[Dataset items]
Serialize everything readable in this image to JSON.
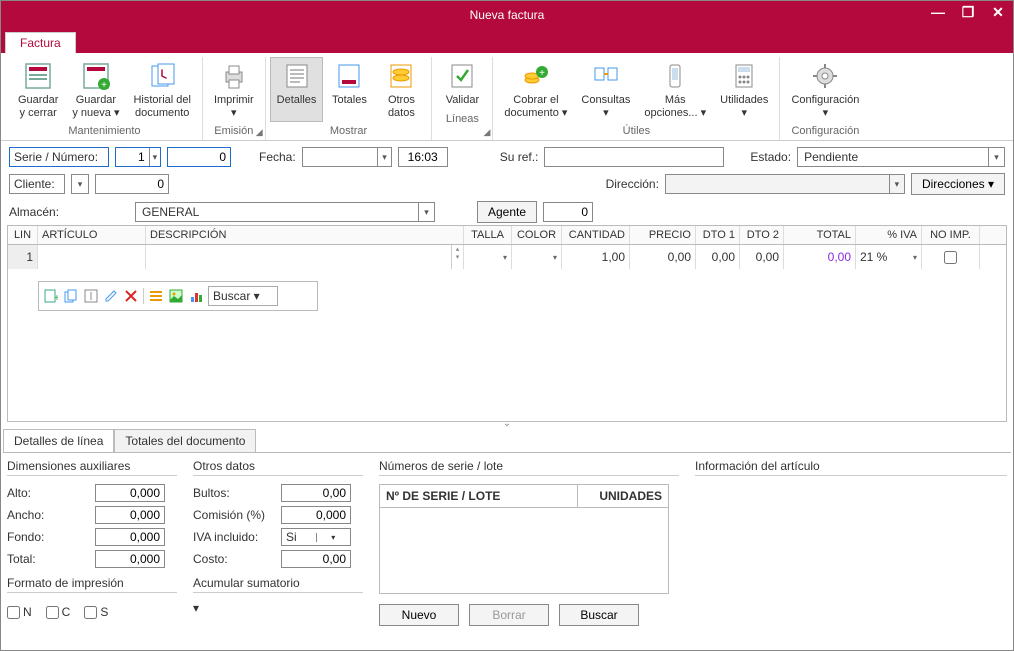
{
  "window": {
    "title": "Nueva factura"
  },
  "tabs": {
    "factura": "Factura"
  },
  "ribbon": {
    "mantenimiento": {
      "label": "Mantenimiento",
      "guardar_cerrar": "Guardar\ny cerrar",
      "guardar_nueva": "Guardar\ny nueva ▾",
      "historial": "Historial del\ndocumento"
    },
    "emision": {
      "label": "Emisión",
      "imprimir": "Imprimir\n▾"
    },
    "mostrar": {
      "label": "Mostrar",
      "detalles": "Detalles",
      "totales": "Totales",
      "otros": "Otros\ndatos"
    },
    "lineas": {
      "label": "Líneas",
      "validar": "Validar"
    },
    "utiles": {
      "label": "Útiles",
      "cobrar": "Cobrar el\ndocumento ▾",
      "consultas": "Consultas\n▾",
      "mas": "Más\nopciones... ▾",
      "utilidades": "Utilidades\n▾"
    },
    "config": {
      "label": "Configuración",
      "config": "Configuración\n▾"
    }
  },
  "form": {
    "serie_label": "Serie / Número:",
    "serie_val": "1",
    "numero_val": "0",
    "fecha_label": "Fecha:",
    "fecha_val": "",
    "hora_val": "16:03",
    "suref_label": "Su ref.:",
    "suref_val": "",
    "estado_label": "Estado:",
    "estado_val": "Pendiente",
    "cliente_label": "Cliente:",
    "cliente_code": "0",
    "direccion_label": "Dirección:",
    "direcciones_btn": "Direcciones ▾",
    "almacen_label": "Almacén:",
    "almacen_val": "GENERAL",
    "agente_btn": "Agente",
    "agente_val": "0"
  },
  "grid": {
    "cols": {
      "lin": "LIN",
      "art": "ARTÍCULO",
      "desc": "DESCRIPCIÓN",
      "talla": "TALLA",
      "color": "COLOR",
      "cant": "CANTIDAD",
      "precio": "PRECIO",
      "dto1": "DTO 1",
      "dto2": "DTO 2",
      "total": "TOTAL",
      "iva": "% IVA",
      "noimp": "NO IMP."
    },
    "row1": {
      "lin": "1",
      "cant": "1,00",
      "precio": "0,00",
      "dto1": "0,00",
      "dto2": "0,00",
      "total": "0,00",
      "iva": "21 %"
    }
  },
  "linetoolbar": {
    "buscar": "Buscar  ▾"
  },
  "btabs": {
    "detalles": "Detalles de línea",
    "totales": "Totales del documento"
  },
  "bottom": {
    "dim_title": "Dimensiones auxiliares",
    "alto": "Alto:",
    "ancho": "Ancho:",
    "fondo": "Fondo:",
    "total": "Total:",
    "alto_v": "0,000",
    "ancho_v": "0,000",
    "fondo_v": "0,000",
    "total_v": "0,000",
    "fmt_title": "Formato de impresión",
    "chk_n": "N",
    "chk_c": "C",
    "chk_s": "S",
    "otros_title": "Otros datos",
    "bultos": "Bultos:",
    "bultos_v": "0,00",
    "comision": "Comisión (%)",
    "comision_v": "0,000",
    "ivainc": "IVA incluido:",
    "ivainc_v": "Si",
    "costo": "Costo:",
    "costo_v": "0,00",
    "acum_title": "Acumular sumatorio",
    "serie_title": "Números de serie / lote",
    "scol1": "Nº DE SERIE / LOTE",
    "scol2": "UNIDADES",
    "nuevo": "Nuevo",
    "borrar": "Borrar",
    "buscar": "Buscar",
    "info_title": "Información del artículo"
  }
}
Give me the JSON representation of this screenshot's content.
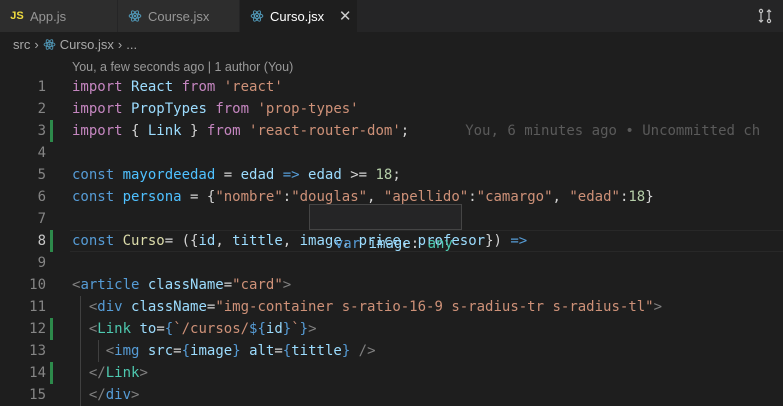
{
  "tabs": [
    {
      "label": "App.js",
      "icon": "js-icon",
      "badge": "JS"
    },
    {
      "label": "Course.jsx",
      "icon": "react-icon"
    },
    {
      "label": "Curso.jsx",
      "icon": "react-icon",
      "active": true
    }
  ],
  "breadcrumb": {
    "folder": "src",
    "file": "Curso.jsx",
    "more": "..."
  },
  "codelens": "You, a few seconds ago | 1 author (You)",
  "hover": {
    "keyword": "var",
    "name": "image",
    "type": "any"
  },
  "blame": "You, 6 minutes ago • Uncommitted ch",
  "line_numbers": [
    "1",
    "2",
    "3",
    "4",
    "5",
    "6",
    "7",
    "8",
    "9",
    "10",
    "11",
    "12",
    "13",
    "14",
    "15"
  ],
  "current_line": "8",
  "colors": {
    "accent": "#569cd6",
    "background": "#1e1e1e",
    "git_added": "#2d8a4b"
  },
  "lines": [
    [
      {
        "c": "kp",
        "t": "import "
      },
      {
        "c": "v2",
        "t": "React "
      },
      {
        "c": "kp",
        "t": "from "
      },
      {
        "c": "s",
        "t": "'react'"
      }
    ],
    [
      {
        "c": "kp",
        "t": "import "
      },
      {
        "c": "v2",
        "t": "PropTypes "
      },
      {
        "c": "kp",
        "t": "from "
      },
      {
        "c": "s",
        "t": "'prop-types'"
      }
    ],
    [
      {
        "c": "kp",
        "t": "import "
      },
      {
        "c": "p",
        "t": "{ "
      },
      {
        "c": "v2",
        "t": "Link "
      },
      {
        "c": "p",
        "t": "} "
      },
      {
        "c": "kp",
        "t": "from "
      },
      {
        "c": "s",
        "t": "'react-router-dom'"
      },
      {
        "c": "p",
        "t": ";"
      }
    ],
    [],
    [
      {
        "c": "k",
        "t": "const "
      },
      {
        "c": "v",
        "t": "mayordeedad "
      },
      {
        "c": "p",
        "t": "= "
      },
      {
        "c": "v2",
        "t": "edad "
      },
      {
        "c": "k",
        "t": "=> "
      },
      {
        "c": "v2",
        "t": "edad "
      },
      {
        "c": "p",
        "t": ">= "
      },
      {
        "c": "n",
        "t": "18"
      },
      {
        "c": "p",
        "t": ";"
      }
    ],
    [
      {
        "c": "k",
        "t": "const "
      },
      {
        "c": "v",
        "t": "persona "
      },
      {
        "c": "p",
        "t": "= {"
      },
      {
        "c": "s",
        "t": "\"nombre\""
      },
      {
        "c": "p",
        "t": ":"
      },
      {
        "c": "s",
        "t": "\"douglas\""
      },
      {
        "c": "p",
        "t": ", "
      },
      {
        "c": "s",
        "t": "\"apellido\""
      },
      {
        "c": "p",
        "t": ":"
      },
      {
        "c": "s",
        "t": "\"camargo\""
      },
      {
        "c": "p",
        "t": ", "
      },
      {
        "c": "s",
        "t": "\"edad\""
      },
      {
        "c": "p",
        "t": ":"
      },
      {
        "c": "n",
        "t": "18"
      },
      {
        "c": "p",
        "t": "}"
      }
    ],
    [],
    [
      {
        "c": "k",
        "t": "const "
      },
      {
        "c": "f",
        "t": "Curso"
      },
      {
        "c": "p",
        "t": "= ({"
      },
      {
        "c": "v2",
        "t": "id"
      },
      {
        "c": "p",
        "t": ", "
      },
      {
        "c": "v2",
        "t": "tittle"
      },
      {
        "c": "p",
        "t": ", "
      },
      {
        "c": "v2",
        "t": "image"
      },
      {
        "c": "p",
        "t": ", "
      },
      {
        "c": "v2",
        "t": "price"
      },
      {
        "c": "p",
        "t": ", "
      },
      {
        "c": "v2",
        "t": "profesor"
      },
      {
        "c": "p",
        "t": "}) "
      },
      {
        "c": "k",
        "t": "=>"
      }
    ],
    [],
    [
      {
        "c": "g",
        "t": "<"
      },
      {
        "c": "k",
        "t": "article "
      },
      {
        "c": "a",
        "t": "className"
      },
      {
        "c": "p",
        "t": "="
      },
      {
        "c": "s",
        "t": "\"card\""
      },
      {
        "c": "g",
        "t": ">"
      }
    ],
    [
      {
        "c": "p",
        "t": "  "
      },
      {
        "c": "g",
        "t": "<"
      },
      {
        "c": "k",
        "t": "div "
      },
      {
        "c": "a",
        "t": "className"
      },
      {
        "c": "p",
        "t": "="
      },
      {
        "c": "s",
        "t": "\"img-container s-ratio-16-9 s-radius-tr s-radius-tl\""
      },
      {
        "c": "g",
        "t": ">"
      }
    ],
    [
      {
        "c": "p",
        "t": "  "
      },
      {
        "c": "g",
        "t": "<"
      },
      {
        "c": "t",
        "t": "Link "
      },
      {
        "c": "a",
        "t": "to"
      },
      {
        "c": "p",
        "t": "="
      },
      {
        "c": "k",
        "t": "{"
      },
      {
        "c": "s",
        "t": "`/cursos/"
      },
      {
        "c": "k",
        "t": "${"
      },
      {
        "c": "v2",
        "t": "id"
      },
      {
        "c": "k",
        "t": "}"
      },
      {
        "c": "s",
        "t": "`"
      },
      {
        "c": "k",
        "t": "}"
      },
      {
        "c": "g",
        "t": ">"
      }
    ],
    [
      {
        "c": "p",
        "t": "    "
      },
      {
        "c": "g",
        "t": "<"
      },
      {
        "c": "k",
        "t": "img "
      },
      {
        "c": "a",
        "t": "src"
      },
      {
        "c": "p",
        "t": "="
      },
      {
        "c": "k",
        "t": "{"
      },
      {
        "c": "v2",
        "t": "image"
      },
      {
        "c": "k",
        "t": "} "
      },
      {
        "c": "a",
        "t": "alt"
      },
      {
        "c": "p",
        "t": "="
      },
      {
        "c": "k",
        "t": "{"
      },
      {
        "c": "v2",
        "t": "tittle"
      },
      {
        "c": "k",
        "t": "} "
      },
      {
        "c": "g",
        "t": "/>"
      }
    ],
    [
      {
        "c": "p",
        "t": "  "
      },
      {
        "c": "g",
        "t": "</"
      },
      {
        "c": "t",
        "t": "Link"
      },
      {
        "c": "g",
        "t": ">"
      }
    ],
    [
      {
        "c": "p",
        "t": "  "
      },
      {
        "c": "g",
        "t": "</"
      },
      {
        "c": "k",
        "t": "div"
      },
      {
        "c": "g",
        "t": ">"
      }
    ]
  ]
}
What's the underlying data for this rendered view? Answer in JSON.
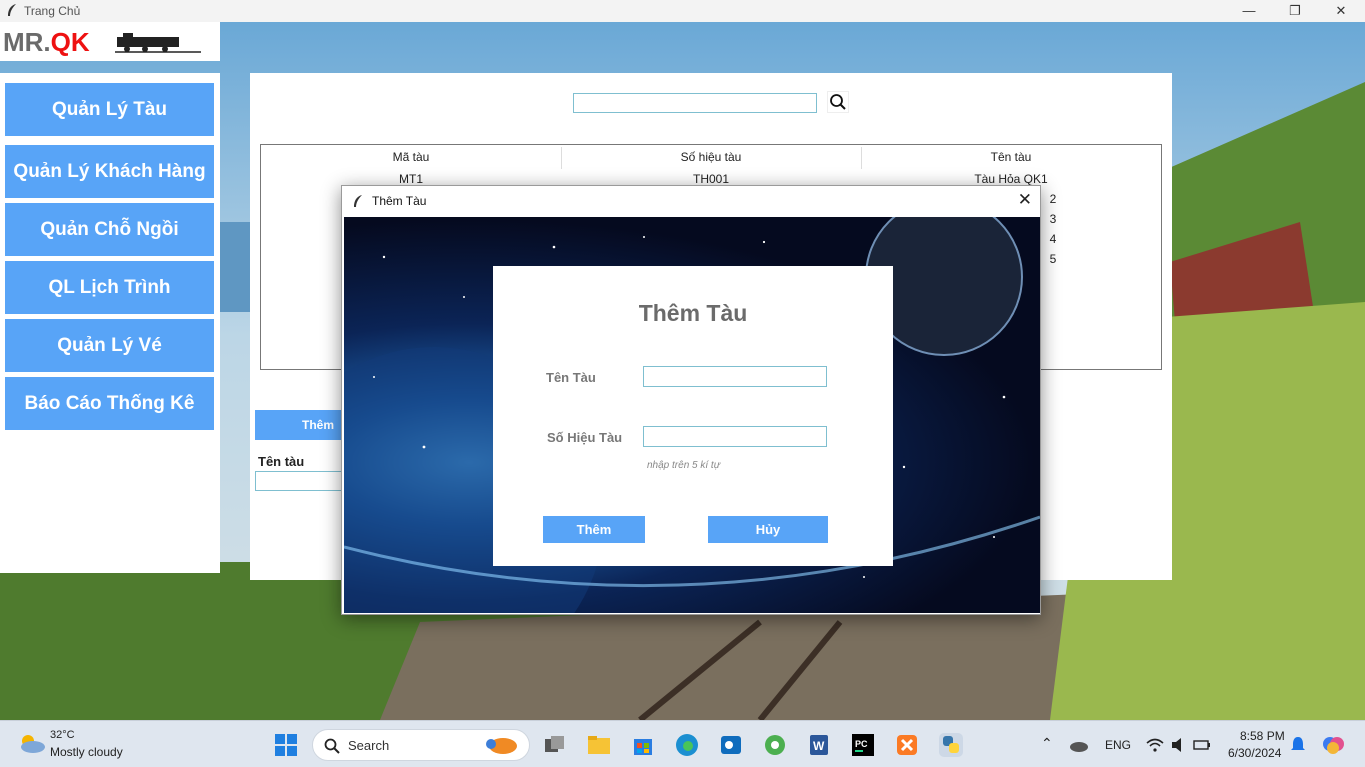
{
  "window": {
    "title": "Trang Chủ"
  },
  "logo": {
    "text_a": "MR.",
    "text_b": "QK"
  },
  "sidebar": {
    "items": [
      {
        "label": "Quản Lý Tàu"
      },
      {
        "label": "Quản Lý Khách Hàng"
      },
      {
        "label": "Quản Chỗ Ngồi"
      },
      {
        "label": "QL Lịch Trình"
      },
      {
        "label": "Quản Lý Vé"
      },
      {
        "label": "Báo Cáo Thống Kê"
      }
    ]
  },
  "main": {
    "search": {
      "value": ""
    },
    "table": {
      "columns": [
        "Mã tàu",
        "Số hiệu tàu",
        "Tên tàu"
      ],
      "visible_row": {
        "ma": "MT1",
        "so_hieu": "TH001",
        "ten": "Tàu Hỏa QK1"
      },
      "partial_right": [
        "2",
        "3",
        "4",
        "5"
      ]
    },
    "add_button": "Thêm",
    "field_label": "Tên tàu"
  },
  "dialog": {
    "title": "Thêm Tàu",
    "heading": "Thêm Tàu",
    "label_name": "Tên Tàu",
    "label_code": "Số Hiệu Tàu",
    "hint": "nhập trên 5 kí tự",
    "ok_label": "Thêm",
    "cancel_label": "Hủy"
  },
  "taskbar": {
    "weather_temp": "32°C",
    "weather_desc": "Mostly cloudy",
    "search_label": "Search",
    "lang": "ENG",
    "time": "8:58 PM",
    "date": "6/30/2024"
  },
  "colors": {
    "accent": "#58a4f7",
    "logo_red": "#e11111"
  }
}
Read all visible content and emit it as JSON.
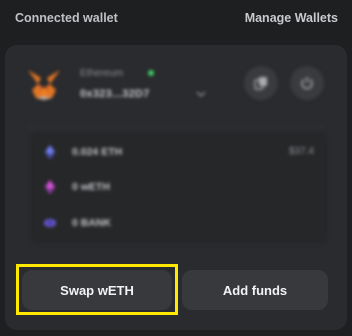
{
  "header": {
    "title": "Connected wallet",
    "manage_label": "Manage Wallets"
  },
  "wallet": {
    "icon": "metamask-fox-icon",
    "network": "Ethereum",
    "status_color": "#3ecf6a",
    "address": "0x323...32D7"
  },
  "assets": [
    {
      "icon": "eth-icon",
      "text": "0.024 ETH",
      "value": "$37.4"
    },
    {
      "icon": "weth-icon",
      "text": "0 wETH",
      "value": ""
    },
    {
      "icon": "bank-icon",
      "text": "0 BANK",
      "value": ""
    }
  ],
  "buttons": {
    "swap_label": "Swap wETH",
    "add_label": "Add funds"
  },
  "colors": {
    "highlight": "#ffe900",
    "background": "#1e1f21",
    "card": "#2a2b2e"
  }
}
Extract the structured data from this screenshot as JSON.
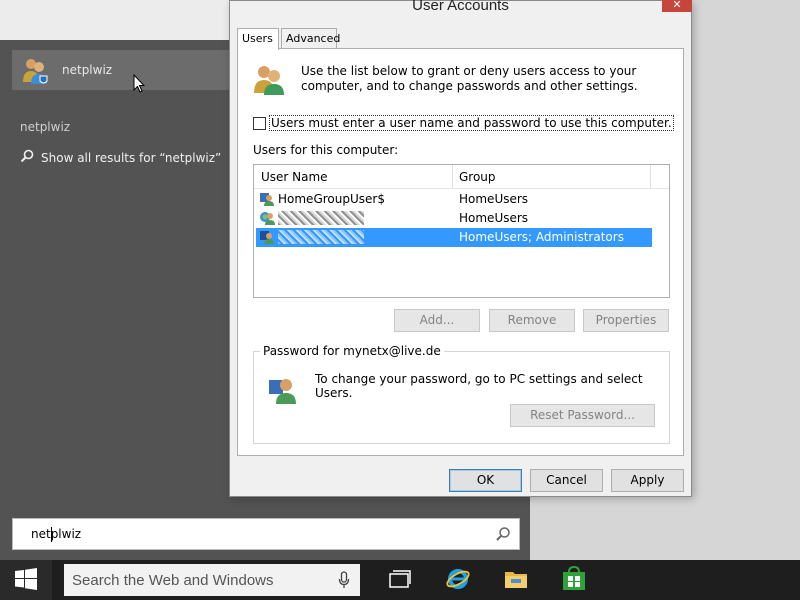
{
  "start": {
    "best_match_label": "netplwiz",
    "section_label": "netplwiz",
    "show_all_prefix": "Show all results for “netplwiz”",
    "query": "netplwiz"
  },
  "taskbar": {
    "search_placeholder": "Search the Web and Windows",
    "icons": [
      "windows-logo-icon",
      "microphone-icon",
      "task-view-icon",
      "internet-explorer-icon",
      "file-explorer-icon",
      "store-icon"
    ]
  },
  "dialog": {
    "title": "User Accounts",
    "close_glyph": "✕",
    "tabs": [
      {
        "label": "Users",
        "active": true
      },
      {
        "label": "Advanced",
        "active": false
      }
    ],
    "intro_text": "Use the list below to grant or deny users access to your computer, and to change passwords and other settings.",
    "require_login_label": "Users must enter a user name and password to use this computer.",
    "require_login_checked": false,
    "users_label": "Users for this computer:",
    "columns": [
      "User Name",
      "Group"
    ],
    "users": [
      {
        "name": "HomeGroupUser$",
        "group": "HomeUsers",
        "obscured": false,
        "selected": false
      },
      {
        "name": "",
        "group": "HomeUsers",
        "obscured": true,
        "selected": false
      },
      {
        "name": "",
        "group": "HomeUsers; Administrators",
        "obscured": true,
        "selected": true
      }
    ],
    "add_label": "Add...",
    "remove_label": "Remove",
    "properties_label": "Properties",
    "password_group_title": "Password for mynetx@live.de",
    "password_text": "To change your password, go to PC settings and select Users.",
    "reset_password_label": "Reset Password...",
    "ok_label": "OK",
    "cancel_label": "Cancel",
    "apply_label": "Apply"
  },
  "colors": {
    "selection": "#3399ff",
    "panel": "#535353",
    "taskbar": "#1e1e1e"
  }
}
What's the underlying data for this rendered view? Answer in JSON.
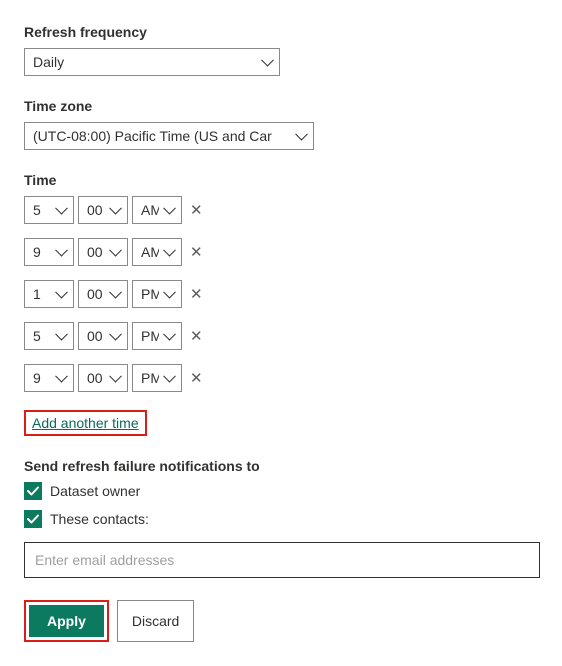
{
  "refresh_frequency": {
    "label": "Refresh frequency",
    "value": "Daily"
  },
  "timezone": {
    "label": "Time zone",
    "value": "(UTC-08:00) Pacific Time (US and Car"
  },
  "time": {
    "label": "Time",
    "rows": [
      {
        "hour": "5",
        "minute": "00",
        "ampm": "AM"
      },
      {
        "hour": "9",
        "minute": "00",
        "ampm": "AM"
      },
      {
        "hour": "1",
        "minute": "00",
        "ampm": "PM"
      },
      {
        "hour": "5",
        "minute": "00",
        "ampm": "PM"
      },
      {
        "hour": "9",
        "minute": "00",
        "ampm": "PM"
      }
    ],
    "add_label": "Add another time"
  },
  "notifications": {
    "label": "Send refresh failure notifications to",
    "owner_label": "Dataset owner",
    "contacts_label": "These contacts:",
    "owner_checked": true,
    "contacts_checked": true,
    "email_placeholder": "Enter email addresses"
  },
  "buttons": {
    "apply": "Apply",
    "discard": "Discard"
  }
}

- EXERCISE INSTRUCTIONS
How many of the lines above contain the string "totales"? Give the number only.

- RESULT
2